● **Exercise prompt**: From the entries below, copy every line holding the word "name".
* * * * * * * * *
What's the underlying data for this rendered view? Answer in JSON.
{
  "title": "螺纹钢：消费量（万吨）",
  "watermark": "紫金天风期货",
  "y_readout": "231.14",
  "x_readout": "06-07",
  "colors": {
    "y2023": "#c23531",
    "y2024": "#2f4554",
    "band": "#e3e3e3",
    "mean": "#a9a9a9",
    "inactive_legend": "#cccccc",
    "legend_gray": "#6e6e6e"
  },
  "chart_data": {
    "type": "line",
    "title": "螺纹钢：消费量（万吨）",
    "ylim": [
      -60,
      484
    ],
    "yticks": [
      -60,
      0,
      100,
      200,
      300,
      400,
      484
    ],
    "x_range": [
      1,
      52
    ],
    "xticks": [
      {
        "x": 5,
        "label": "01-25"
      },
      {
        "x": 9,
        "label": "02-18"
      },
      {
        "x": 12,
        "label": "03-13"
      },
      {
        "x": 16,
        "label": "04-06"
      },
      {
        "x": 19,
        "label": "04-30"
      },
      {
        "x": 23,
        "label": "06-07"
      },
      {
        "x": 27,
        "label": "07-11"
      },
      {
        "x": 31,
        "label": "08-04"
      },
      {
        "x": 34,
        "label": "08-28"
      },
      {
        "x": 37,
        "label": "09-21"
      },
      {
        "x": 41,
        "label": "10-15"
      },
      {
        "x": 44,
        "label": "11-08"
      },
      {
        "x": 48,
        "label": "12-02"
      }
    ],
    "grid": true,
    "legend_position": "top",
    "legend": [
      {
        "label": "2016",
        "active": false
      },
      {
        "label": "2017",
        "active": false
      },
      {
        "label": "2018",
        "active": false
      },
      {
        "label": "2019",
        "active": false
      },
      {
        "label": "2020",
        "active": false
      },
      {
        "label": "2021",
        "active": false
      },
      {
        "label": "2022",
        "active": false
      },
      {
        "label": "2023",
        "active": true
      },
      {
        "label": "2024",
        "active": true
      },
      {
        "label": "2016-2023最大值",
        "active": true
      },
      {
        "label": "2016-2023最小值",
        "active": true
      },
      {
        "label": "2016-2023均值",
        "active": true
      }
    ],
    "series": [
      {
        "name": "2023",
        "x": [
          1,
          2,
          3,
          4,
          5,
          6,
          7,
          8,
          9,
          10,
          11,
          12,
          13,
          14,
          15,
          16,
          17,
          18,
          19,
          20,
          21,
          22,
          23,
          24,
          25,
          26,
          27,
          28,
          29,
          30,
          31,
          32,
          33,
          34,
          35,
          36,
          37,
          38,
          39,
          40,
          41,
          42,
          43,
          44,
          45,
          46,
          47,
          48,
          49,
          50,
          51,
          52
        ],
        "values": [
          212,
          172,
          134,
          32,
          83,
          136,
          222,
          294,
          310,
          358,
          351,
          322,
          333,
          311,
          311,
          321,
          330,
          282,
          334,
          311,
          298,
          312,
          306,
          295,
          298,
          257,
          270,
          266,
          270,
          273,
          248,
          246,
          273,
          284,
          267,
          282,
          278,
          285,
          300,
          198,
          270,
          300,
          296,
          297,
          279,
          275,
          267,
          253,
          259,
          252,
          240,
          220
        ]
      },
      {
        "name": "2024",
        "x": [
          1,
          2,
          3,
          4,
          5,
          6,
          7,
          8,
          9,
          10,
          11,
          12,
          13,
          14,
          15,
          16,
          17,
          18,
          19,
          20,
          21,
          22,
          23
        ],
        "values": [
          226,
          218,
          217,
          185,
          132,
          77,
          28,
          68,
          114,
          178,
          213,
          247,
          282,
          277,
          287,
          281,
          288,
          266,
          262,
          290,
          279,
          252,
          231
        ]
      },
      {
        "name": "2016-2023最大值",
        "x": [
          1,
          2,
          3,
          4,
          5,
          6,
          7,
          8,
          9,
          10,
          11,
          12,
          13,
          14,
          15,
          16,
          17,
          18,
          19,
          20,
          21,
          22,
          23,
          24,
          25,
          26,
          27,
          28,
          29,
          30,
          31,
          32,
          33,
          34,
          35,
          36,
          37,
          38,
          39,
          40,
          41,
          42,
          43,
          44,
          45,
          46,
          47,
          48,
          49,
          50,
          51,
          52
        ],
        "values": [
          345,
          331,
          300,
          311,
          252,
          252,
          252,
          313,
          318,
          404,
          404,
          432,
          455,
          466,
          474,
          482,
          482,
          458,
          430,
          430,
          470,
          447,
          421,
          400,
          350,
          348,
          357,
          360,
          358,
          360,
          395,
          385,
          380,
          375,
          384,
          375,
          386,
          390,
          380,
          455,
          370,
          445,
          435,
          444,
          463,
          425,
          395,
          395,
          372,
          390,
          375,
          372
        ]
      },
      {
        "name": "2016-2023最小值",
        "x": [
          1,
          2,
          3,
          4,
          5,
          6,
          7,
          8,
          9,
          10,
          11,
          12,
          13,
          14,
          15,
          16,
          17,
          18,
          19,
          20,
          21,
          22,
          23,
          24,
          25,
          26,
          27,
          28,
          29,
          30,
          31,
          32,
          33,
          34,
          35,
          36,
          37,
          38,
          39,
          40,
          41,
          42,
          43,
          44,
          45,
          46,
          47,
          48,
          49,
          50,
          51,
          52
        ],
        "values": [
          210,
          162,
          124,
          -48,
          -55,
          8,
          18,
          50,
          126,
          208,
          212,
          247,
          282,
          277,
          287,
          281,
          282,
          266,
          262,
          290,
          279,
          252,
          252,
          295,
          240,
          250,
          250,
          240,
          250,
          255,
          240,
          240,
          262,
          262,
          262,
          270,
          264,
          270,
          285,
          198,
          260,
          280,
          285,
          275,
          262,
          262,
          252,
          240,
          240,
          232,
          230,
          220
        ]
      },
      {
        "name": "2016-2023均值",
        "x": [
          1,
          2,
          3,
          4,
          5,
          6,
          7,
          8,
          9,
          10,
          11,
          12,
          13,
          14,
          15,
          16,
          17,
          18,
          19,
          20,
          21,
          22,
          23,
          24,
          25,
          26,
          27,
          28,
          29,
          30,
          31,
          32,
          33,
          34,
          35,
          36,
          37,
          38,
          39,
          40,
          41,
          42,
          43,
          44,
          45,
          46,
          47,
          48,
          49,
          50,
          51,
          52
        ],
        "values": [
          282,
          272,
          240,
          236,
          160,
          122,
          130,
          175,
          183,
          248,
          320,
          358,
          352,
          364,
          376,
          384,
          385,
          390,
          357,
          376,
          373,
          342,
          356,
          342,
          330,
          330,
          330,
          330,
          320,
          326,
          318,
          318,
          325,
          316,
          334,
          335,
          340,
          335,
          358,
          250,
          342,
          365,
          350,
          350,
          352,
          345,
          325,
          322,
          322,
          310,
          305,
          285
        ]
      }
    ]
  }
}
* * * * * * * * *
● **Written answer**:
        "name": "2023",
        "name": "2024",
        "name": "2016-2023最大值",
        "name": "2016-2023最小值",
        "name": "2016-2023均值",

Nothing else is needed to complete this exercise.